What needs to be done:
Locate the word "Womens" in the data below, then copy every line that holds it.

(Data entries for graphics)
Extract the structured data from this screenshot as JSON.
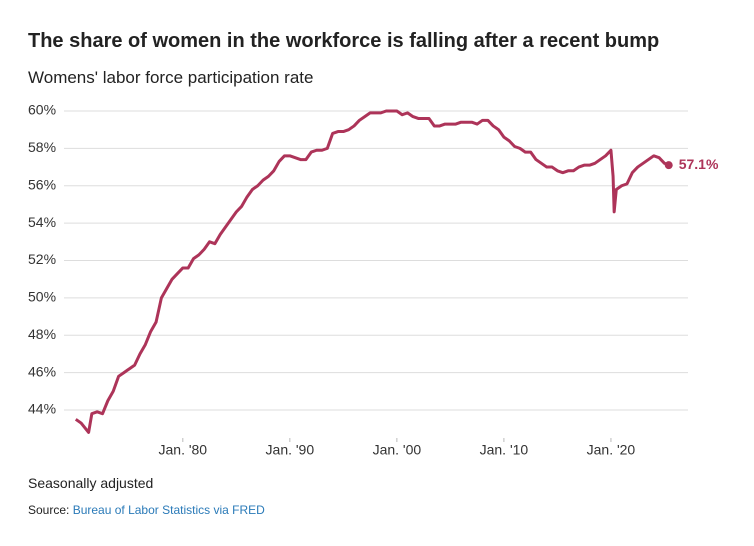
{
  "chart_data": {
    "type": "line",
    "title": "The share of women in the workforce is falling after a recent bump",
    "subtitle": "Womens' labor force participation rate",
    "note": "Seasonally adjusted",
    "source_prefix": "Source:",
    "source_link": "Bureau of Labor Statistics via FRED",
    "xlim": [
      1968.9,
      2027.2
    ],
    "ylim": [
      42.5,
      61
    ],
    "xticks": [
      {
        "value": 1980,
        "label": "Jan. '80"
      },
      {
        "value": 1990,
        "label": "Jan. '90"
      },
      {
        "value": 2000,
        "label": "Jan. '00"
      },
      {
        "value": 2010,
        "label": "Jan. '10"
      },
      {
        "value": 2020,
        "label": "Jan. '20"
      }
    ],
    "yticks": [
      {
        "value": 44,
        "label": "44%"
      },
      {
        "value": 46,
        "label": "46%"
      },
      {
        "value": 48,
        "label": "48%"
      },
      {
        "value": 50,
        "label": "50%"
      },
      {
        "value": 52,
        "label": "52%"
      },
      {
        "value": 54,
        "label": "54%"
      },
      {
        "value": 56,
        "label": "56%"
      },
      {
        "value": 58,
        "label": "58%"
      },
      {
        "value": 60,
        "label": "60%"
      }
    ],
    "grid": true,
    "x": [
      1970,
      1970.5,
      1971.2,
      1971.5,
      1972,
      1972.5,
      1973,
      1973.5,
      1974,
      1974.5,
      1975,
      1975.5,
      1976,
      1976.5,
      1977,
      1977.5,
      1978,
      1978.5,
      1979,
      1979.5,
      1980,
      1980.5,
      1981,
      1981.5,
      1982,
      1982.5,
      1983,
      1983.5,
      1984,
      1984.5,
      1985,
      1985.5,
      1986,
      1986.5,
      1987,
      1987.5,
      1988,
      1988.5,
      1989,
      1989.5,
      1990,
      1990.5,
      1991,
      1991.5,
      1992,
      1992.5,
      1993,
      1993.5,
      1994,
      1994.5,
      1995,
      1995.5,
      1996,
      1996.5,
      1997,
      1997.5,
      1998,
      1998.5,
      1999,
      1999.5,
      2000,
      2000.5,
      2001,
      2001.5,
      2002,
      2002.5,
      2003,
      2003.5,
      2004,
      2004.5,
      2005,
      2005.5,
      2006,
      2006.5,
      2007,
      2007.5,
      2008,
      2008.5,
      2009,
      2009.5,
      2010,
      2010.5,
      2011,
      2011.5,
      2012,
      2012.5,
      2013,
      2013.5,
      2014,
      2014.5,
      2015,
      2015.5,
      2016,
      2016.5,
      2017,
      2017.5,
      2018,
      2018.5,
      2019,
      2019.5,
      2020,
      2020.2,
      2020.3,
      2020.5,
      2021,
      2021.5,
      2022,
      2022.5,
      2023,
      2023.5,
      2024,
      2024.5,
      2025,
      2025.4
    ],
    "series": [
      {
        "name": "Womens' labor force participation rate",
        "color": "#ad3459",
        "last_label": "57.1%",
        "values": [
          43.5,
          43.3,
          42.8,
          43.8,
          43.9,
          43.8,
          44.5,
          45.0,
          45.8,
          46.0,
          46.2,
          46.4,
          47.0,
          47.5,
          48.2,
          48.7,
          50.0,
          50.5,
          51.0,
          51.3,
          51.6,
          51.6,
          52.1,
          52.3,
          52.6,
          53.0,
          52.9,
          53.4,
          53.8,
          54.2,
          54.6,
          54.9,
          55.4,
          55.8,
          56.0,
          56.3,
          56.5,
          56.8,
          57.3,
          57.6,
          57.6,
          57.5,
          57.4,
          57.4,
          57.8,
          57.9,
          57.9,
          58.0,
          58.8,
          58.9,
          58.9,
          59.0,
          59.2,
          59.5,
          59.7,
          59.9,
          59.9,
          59.9,
          60.0,
          60.0,
          60.0,
          59.8,
          59.9,
          59.7,
          59.6,
          59.6,
          59.6,
          59.2,
          59.2,
          59.3,
          59.3,
          59.3,
          59.4,
          59.4,
          59.4,
          59.3,
          59.5,
          59.5,
          59.2,
          59.0,
          58.6,
          58.4,
          58.1,
          58.0,
          57.8,
          57.8,
          57.4,
          57.2,
          57.0,
          57.0,
          56.8,
          56.7,
          56.8,
          56.8,
          57.0,
          57.1,
          57.1,
          57.2,
          57.4,
          57.6,
          57.9,
          56.5,
          54.6,
          55.8,
          56.0,
          56.1,
          56.7,
          57.0,
          57.2,
          57.4,
          57.6,
          57.5,
          57.2,
          57.1
        ]
      }
    ]
  }
}
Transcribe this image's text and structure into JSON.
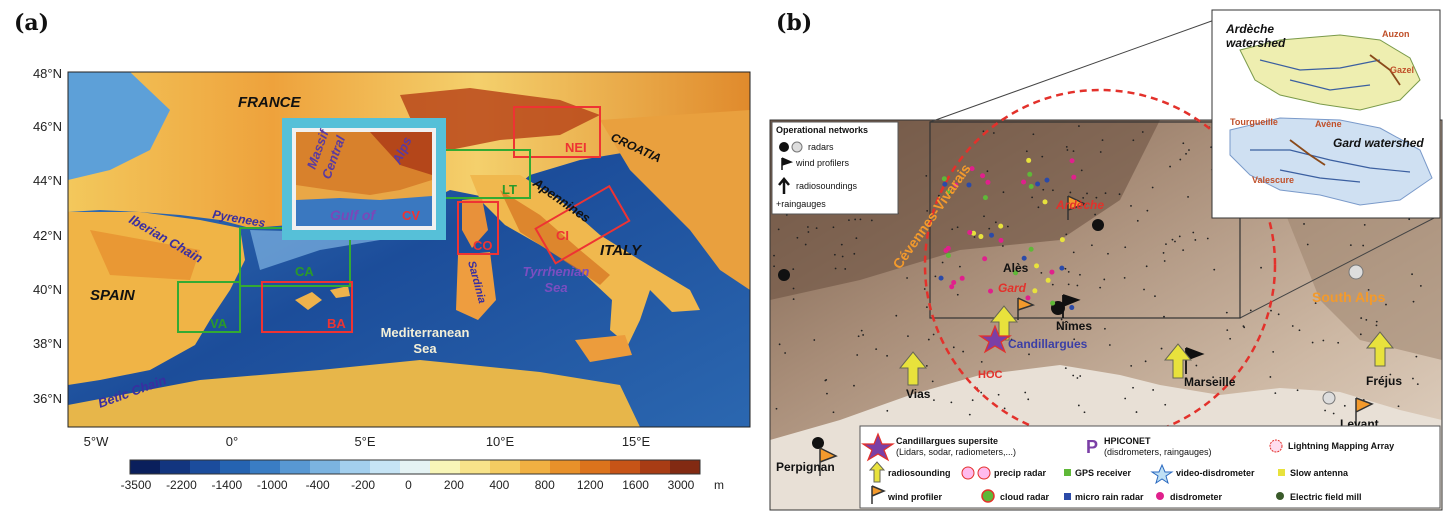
{
  "panel_a": {
    "label": "(a)",
    "lat_ticks": [
      "48°N",
      "46°N",
      "44°N",
      "42°N",
      "40°N",
      "38°N",
      "36°N"
    ],
    "lon_ticks": [
      "5°W",
      "0°",
      "5°E",
      "10°E",
      "15°E"
    ],
    "colorbar": {
      "ticks": [
        "-3500",
        "-2200",
        "-1400",
        "-1000",
        "-400",
        "-200",
        "0",
        "200",
        "400",
        "800",
        "1200",
        "1600",
        "3000"
      ],
      "unit": "m",
      "colors": [
        "#0a1f5c",
        "#12357f",
        "#1b4c9c",
        "#2563b1",
        "#3a7dc4",
        "#5898d3",
        "#7bb3e0",
        "#a3cfee",
        "#c6e4f5",
        "#e5f3f4",
        "#f8f6b8",
        "#f7e38a",
        "#f4cc62",
        "#f0b042",
        "#e8912a",
        "#dc731c",
        "#c75417",
        "#a83c14",
        "#822a12"
      ]
    },
    "places": {
      "france": "FRANCE",
      "spain": "SPAIN",
      "italy": "ITALY",
      "croatia": "CROATIA",
      "med_sea_1": "Mediterranean",
      "med_sea_2": "Sea",
      "tyrr_1": "Tyrrhenian",
      "tyrr_2": "Sea",
      "iberian": "Iberian Chain",
      "betic": "Betic Chain",
      "pyrenees": "Pyrenees",
      "apennines": "Apennines",
      "sardinia": "Sardinia",
      "massif_1": "Massif",
      "massif_2": "Central",
      "alps": "Alps",
      "gulf": "Gulf of",
      "cv": "CV"
    },
    "regions": {
      "nei": "NEI",
      "lt": "LT",
      "co": "CO",
      "ci": "CI",
      "ca": "CA",
      "ba": "BA",
      "va": "VA"
    }
  },
  "panel_b": {
    "label": "(b)",
    "legend_title": "Operational networks",
    "legend_items": [
      "radars",
      "wind profilers",
      "radiosoundings",
      "+raingauges"
    ],
    "inset": {
      "ardeche_1": "Ardèche",
      "ardeche_2": "watershed",
      "gard": "Gard watershed",
      "auzon": "Auzon",
      "gazel": "Gazel",
      "tourgueille": "Tourgueille",
      "avene": "Avène",
      "valescure": "Valescure"
    },
    "places": {
      "ardeche": "Ardèche",
      "ales": "Alès",
      "gard": "Gard",
      "nimes": "Nîmes",
      "candillargues": "Candillargues",
      "hoc": "HOC",
      "vias": "Vias",
      "marseille": "Marseille",
      "frejus": "Fréjus",
      "levant": "Levant",
      "perpignan": "Perpignan",
      "south_alps": "South Alps",
      "cevennes": "Cévennes-Vivarais"
    },
    "bottom_legend": {
      "supersite_1": "Candillargues supersite",
      "supersite_2": "(Lidars, sodar, radiometers,...)",
      "hpiconet_1": "HPICONET",
      "hpiconet_2": "(disdrometers, raingauges)",
      "lma": "Lightning Mapping Array",
      "radiosounding": "radiosounding",
      "precip_radar": "precip radar",
      "gps": "GPS  receiver",
      "video_disdrometer": "video-disdrometer",
      "slow_antenna": "Slow antenna",
      "wind_profiler": "wind profiler",
      "cloud_radar": "cloud radar",
      "micro_rain_radar": "micro rain radar",
      "disdrometer": "disdrometer",
      "efm": "Electric field mill"
    },
    "colors": {
      "circle": "#e3312b",
      "accent_orange": "#f39a2c",
      "yellow_arrow": "#e8e23c",
      "purple": "#7b3fa6",
      "magenta": "#e0208c",
      "gps_green": "#5fb838",
      "mrr_blue": "#2b4aa8"
    }
  }
}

In response:
    "subtitle": "Womens' labor force participation rate",
        "name": "Womens' labor force participation rate",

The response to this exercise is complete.